Problem statement: Transcribe the records below exactly as they appear, omitting any pictures.

The input:
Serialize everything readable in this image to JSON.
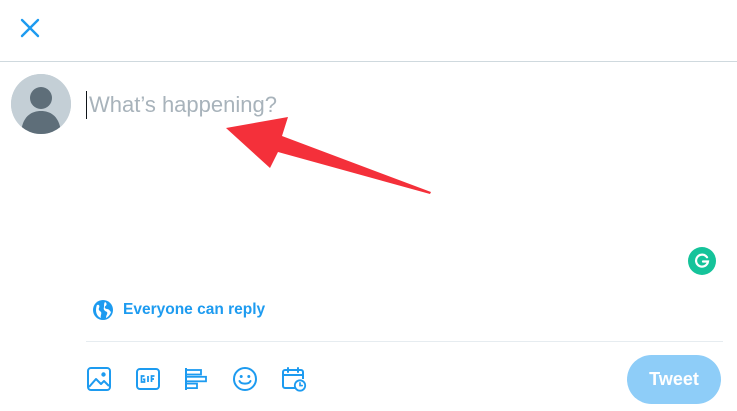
{
  "header": {
    "close_icon": "close-icon"
  },
  "composer": {
    "placeholder": "What’s happening?",
    "avatar_icon": "default-avatar"
  },
  "reply_setting": {
    "label": "Everyone can reply",
    "icon": "globe-icon"
  },
  "toolbar": {
    "icons": [
      "image-icon",
      "gif-icon",
      "poll-icon",
      "emoji-icon",
      "schedule-icon"
    ],
    "tweet_label": "Tweet"
  },
  "extensions": {
    "grammarly_icon": "grammarly-icon"
  },
  "colors": {
    "accent": "#1d9bf0",
    "tweet_button_disabled": "#8ecdf8",
    "placeholder": "#a8b3bb",
    "annotation_arrow": "#f4303a",
    "grammarly": "#15c39a"
  }
}
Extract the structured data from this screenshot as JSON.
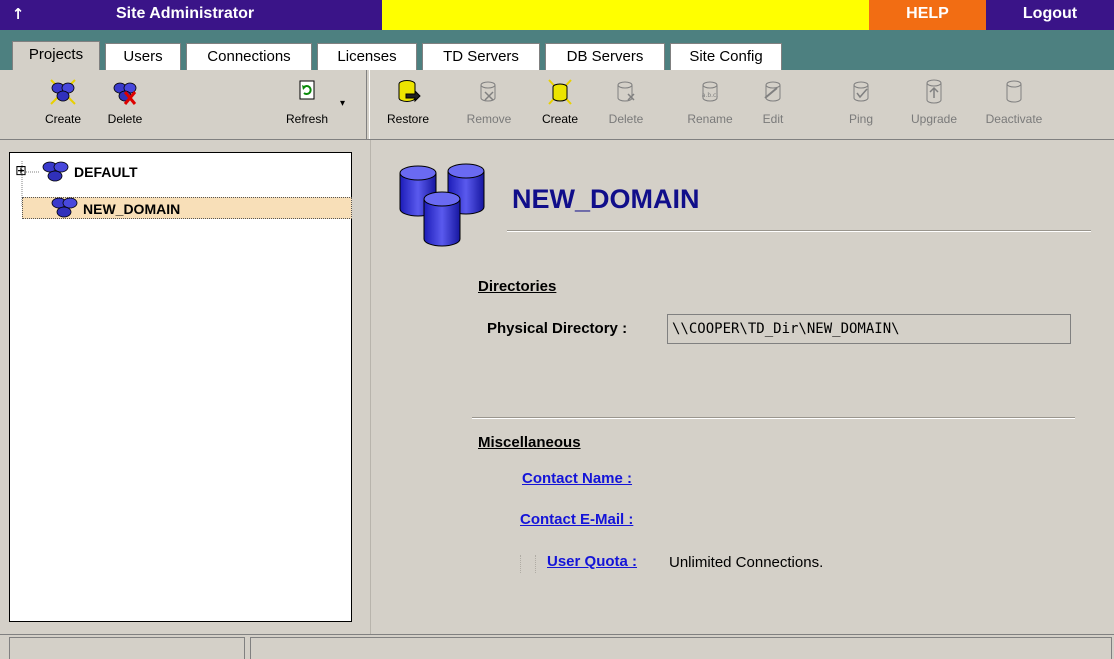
{
  "header": {
    "up_arrow": "↑",
    "title": "Site Administrator",
    "help": "HELP",
    "logout": "Logout"
  },
  "tabs": [
    "Projects",
    "Users",
    "Connections",
    "Licenses",
    "TD Servers",
    "DB Servers",
    "Site Config"
  ],
  "active_tab": "Projects",
  "left_toolbar": {
    "create": "Create",
    "delete": "Delete",
    "refresh": "Refresh"
  },
  "right_toolbar": {
    "restore": "Restore",
    "remove": "Remove",
    "create": "Create",
    "delete": "Delete",
    "rename": "Rename",
    "edit": "Edit",
    "ping": "Ping",
    "upgrade": "Upgrade",
    "deactivate": "Deactivate"
  },
  "tree": {
    "expander": "⊞",
    "items": [
      "DEFAULT",
      "NEW_DOMAIN"
    ],
    "selected": "NEW_DOMAIN"
  },
  "detail": {
    "domain_name": "NEW_DOMAIN",
    "directories_heading": "Directories",
    "physical_directory_label": "Physical Directory :",
    "physical_directory_value": "\\\\COOPER\\TD_Dir\\NEW_DOMAIN\\",
    "misc_heading": "Miscellaneous",
    "contact_name_label": "Contact Name :",
    "contact_email_label": "Contact E-Mail :",
    "user_quota_label": "User Quota :",
    "user_quota_value": "Unlimited Connections."
  },
  "colors": {
    "title_bar": "#3a1488",
    "help_bar": "#f26d13",
    "yellow_bar": "#ffff00",
    "tab_strip": "#4d8080",
    "link": "#1414d8",
    "domain_title": "#100e8a",
    "selection": "#f8dfb8"
  }
}
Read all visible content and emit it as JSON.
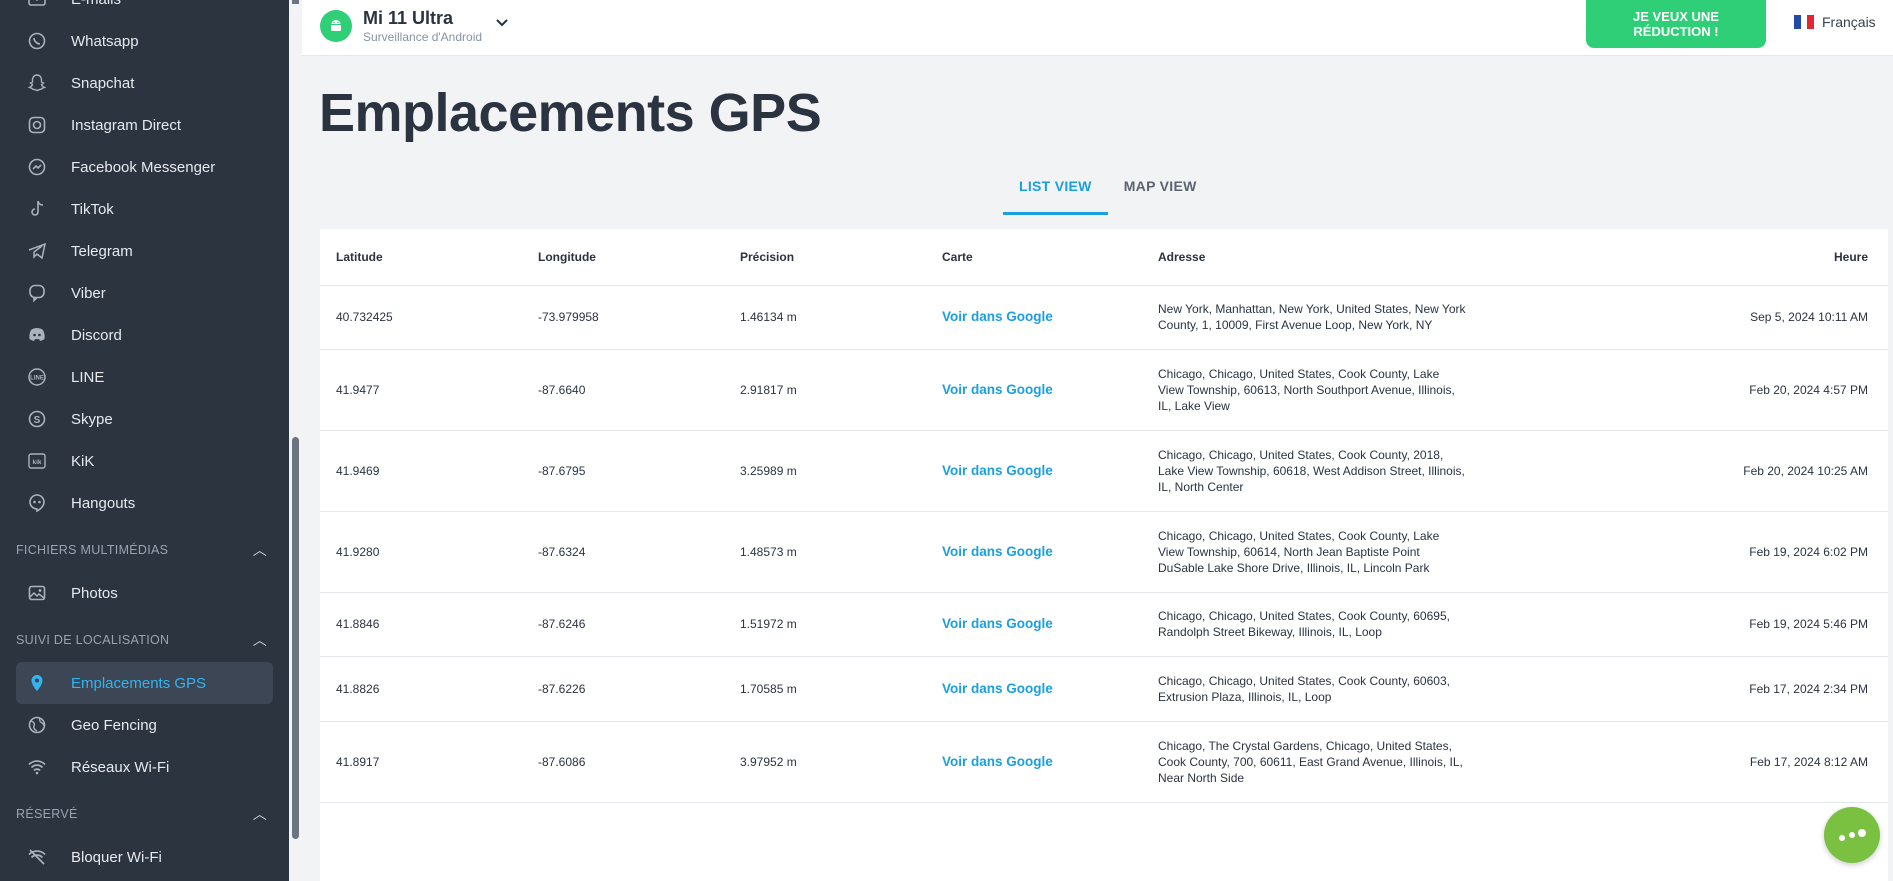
{
  "sidebar": {
    "items_top": [
      {
        "label": "E-mails",
        "icon": "mail-icon"
      },
      {
        "label": "Whatsapp",
        "icon": "whatsapp-icon"
      },
      {
        "label": "Snapchat",
        "icon": "snapchat-icon"
      },
      {
        "label": "Instagram Direct",
        "icon": "instagram-icon"
      },
      {
        "label": "Facebook Messenger",
        "icon": "messenger-icon"
      },
      {
        "label": "TikTok",
        "icon": "tiktok-icon"
      },
      {
        "label": "Telegram",
        "icon": "telegram-icon"
      },
      {
        "label": "Viber",
        "icon": "viber-icon"
      },
      {
        "label": "Discord",
        "icon": "discord-icon"
      },
      {
        "label": "LINE",
        "icon": "line-icon"
      },
      {
        "label": "Skype",
        "icon": "skype-icon"
      },
      {
        "label": "KiK",
        "icon": "kik-icon"
      },
      {
        "label": "Hangouts",
        "icon": "hangouts-icon"
      }
    ],
    "section_media": "FICHIERS MULTIMÉDIAS",
    "media_items": [
      {
        "label": "Photos",
        "icon": "photos-icon"
      }
    ],
    "section_location": "SUIVI DE LOCALISATION",
    "location_items": [
      {
        "label": "Emplacements GPS",
        "icon": "location-pin-icon",
        "active": true
      },
      {
        "label": "Geo Fencing",
        "icon": "globe-icon"
      },
      {
        "label": "Réseaux Wi-Fi",
        "icon": "wifi-icon"
      }
    ],
    "section_reserved": "RÉSERVÉ",
    "reserved_items": [
      {
        "label": "Bloquer Wi-Fi",
        "icon": "wifi-off-icon"
      }
    ]
  },
  "header": {
    "device_name": "Mi 11 Ultra",
    "device_sub": "Surveillance d'Android",
    "promo_label": "JE VEUX UNE RÉDUCTION !",
    "language": "Français"
  },
  "main": {
    "title": "Emplacements GPS",
    "tabs": [
      {
        "label": "LIST VIEW",
        "active": true
      },
      {
        "label": "MAP VIEW",
        "active": false
      }
    ],
    "columns": [
      "Latitude",
      "Longitude",
      "Précision",
      "Carte",
      "Adresse",
      "Heure"
    ],
    "rows": [
      {
        "lat": "40.732425",
        "lon": "-73.979958",
        "prec": "1.46134 m",
        "map": "Voir dans Google",
        "addr": "New York, Manhattan, New York, United States, New York County, 1, 10009, First Avenue Loop, New York, NY",
        "time": "Sep 5, 2024 10:11 AM"
      },
      {
        "lat": "41.9477",
        "lon": "-87.6640",
        "prec": "2.91817 m",
        "map": "Voir dans Google",
        "addr": "Chicago, Chicago, United States, Cook County, Lake View Township, 60613, North Southport Avenue, Illinois, IL, Lake View",
        "time": "Feb 20, 2024 4:57 PM"
      },
      {
        "lat": "41.9469",
        "lon": "-87.6795",
        "prec": "3.25989 m",
        "map": "Voir dans Google",
        "addr": "Chicago, Chicago, United States, Cook County, 2018, Lake View Township, 60618, West Addison Street, Illinois, IL, North Center",
        "time": "Feb 20, 2024 10:25 AM"
      },
      {
        "lat": "41.9280",
        "lon": "-87.6324",
        "prec": "1.48573 m",
        "map": "Voir dans Google",
        "addr": "Chicago, Chicago, United States, Cook County, Lake View Township, 60614, North Jean Baptiste Point DuSable Lake Shore Drive, Illinois, IL, Lincoln Park",
        "time": "Feb 19, 2024 6:02 PM"
      },
      {
        "lat": "41.8846",
        "lon": "-87.6246",
        "prec": "1.51972 m",
        "map": "Voir dans Google",
        "addr": "Chicago, Chicago, United States, Cook County, 60695, Randolph Street Bikeway, Illinois, IL, Loop",
        "time": "Feb 19, 2024 5:46 PM"
      },
      {
        "lat": "41.8826",
        "lon": "-87.6226",
        "prec": "1.70585 m",
        "map": "Voir dans Google",
        "addr": "Chicago, Chicago, United States, Cook County, 60603, Extrusion Plaza, Illinois, IL, Loop",
        "time": "Feb 17, 2024 2:34 PM"
      },
      {
        "lat": "41.8917",
        "lon": "-87.6086",
        "prec": "3.97952 m",
        "map": "Voir dans Google",
        "addr": "Chicago, The Crystal Gardens, Chicago, United States, Cook County, 700, 60611, East Grand Avenue, Illinois, IL, Near North Side",
        "time": "Feb 17, 2024 8:12 AM"
      }
    ]
  },
  "colors": {
    "accent": "#1a9fe0",
    "promo": "#2fcf77",
    "sidebar_bg": "#2c3440",
    "fab": "#7ac142"
  }
}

Answer in full:
Serialize everything readable in this image to JSON.
{
  "header": {
    "close_icon": "close-icon"
  },
  "composer": {
    "placeholder": "What’s happening?",
    "avatar_icon": "default-avatar"
  },
  "reply_setting": {
    "label": "Everyone can reply",
    "icon": "globe-icon"
  },
  "toolbar": {
    "icons": [
      "image-icon",
      "gif-icon",
      "poll-icon",
      "emoji-icon",
      "schedule-icon"
    ],
    "tweet_label": "Tweet"
  },
  "extensions": {
    "grammarly_icon": "grammarly-icon"
  },
  "colors": {
    "accent": "#1d9bf0",
    "tweet_button_disabled": "#8ecdf8",
    "placeholder": "#a8b3bb",
    "annotation_arrow": "#f4303a",
    "grammarly": "#15c39a"
  }
}
Extract the structured data from this screenshot as JSON.
{
  "header": {
    "up_arrow": "↑",
    "title": "Site Administrator",
    "help": "HELP",
    "logout": "Logout"
  },
  "tabs": [
    "Projects",
    "Users",
    "Connections",
    "Licenses",
    "TD Servers",
    "DB Servers",
    "Site Config"
  ],
  "active_tab": "Projects",
  "left_toolbar": {
    "create": "Create",
    "delete": "Delete",
    "refresh": "Refresh"
  },
  "right_toolbar": {
    "restore": "Restore",
    "remove": "Remove",
    "create": "Create",
    "delete": "Delete",
    "rename": "Rename",
    "edit": "Edit",
    "ping": "Ping",
    "upgrade": "Upgrade",
    "deactivate": "Deactivate"
  },
  "tree": {
    "expander": "⊞",
    "items": [
      "DEFAULT",
      "NEW_DOMAIN"
    ],
    "selected": "NEW_DOMAIN"
  },
  "detail": {
    "domain_name": "NEW_DOMAIN",
    "directories_heading": "Directories",
    "physical_directory_label": "Physical Directory :",
    "physical_directory_value": "\\\\COOPER\\TD_Dir\\NEW_DOMAIN\\",
    "misc_heading": "Miscellaneous",
    "contact_name_label": "Contact Name :",
    "contact_email_label": "Contact E-Mail :",
    "user_quota_label": "User Quota :",
    "user_quota_value": "Unlimited Connections."
  },
  "colors": {
    "title_bar": "#3a1488",
    "help_bar": "#f26d13",
    "yellow_bar": "#ffff00",
    "tab_strip": "#4d8080",
    "link": "#1414d8",
    "domain_title": "#100e8a",
    "selection": "#f8dfb8"
  }
}
Read all visible content and emit it as JSON.
{
  "sidebar": {
    "items_top": [
      {
        "label": "E-mails",
        "icon": "mail-icon"
      },
      {
        "label": "Whatsapp",
        "icon": "whatsapp-icon"
      },
      {
        "label": "Snapchat",
        "icon": "snapchat-icon"
      },
      {
        "label": "Instagram Direct",
        "icon": "instagram-icon"
      },
      {
        "label": "Facebook Messenger",
        "icon": "messenger-icon"
      },
      {
        "label": "TikTok",
        "icon": "tiktok-icon"
      },
      {
        "label": "Telegram",
        "icon": "telegram-icon"
      },
      {
        "label": "Viber",
        "icon": "viber-icon"
      },
      {
        "label": "Discord",
        "icon": "discord-icon"
      },
      {
        "label": "LINE",
        "icon": "line-icon"
      },
      {
        "label": "Skype",
        "icon": "skype-icon"
      },
      {
        "label": "KiK",
        "icon": "kik-icon"
      },
      {
        "label": "Hangouts",
        "icon": "hangouts-icon"
      }
    ],
    "section_media": "FICHIERS MULTIMÉDIAS",
    "media_items": [
      {
        "label": "Photos",
        "icon": "photos-icon"
      }
    ],
    "section_location": "SUIVI DE LOCALISATION",
    "location_items": [
      {
        "label": "Emplacements GPS",
        "icon": "location-pin-icon",
        "active": true
      },
      {
        "label": "Geo Fencing",
        "icon": "globe-icon"
      },
      {
        "label": "Réseaux Wi-Fi",
        "icon": "wifi-icon"
      }
    ],
    "section_reserved": "RÉSERVÉ",
    "reserved_items": [
      {
        "label": "Bloquer Wi-Fi",
        "icon": "wifi-off-icon"
      }
    ]
  },
  "header": {
    "device_name": "Mi 11 Ultra",
    "device_sub": "Surveillance d'Android",
    "promo_label": "JE VEUX UNE RÉDUCTION !",
    "language": "Français"
  },
  "main": {
    "title": "Emplacements GPS",
    "tabs": [
      {
        "label": "LIST VIEW",
        "active": true
      },
      {
        "label": "MAP VIEW",
        "active": false
      }
    ],
    "columns": [
      "Latitude",
      "Longitude",
      "Précision",
      "Carte",
      "Adresse",
      "Heure"
    ],
    "rows": [
      {
        "lat": "40.732425",
        "lon": "-73.979958",
        "prec": "1.46134 m",
        "map": "Voir dans Google",
        "addr": "New York, Manhattan, New York, United States, New York County, 1, 10009, First Avenue Loop, New York, NY",
        "time": "Sep 5, 2024 10:11 AM"
      },
      {
        "lat": "41.9477",
        "lon": "-87.6640",
        "prec": "2.91817 m",
        "map": "Voir dans Google",
        "addr": "Chicago, Chicago, United States, Cook County, Lake View Township, 60613, North Southport Avenue, Illinois, IL, Lake View",
        "time": "Feb 20, 2024 4:57 PM"
      },
      {
        "lat": "41.9469",
        "lon": "-87.6795",
        "prec": "3.25989 m",
        "map": "Voir dans Google",
        "addr": "Chicago, Chicago, United States, Cook County, 2018, Lake View Township, 60618, West Addison Street, Illinois, IL, North Center",
        "time": "Feb 20, 2024 10:25 AM"
      },
      {
        "lat": "41.9280",
        "lon": "-87.6324",
        "prec": "1.48573 m",
        "map": "Voir dans Google",
        "addr": "Chicago, Chicago, United States, Cook County, Lake View Township, 60614, North Jean Baptiste Point DuSable Lake Shore Drive, Illinois, IL, Lincoln Park",
        "time": "Feb 19, 2024 6:02 PM"
      },
      {
        "lat": "41.8846",
        "lon": "-87.6246",
        "prec": "1.51972 m",
        "map": "Voir dans Google",
        "addr": "Chicago, Chicago, United States, Cook County, 60695, Randolph Street Bikeway, Illinois, IL, Loop",
        "time": "Feb 19, 2024 5:46 PM"
      },
      {
        "lat": "41.8826",
        "lon": "-87.6226",
        "prec": "1.70585 m",
        "map": "Voir dans Google",
        "addr": "Chicago, Chicago, United States, Cook County, 60603, Extrusion Plaza, Illinois, IL, Loop",
        "time": "Feb 17, 2024 2:34 PM"
      },
      {
        "lat": "41.8917",
        "lon": "-87.6086",
        "prec": "3.97952 m",
        "map": "Voir dans Google",
        "addr": "Chicago, The Crystal Gardens, Chicago, United States, Cook County, 700, 60611, East Grand Avenue, Illinois, IL, Near North Side",
        "time": "Feb 17, 2024 8:12 AM"
      }
    ]
  },
  "colors": {
    "accent": "#1a9fe0",
    "promo": "#2fcf77",
    "sidebar_bg": "#2c3440",
    "fab": "#7ac142"
  }
}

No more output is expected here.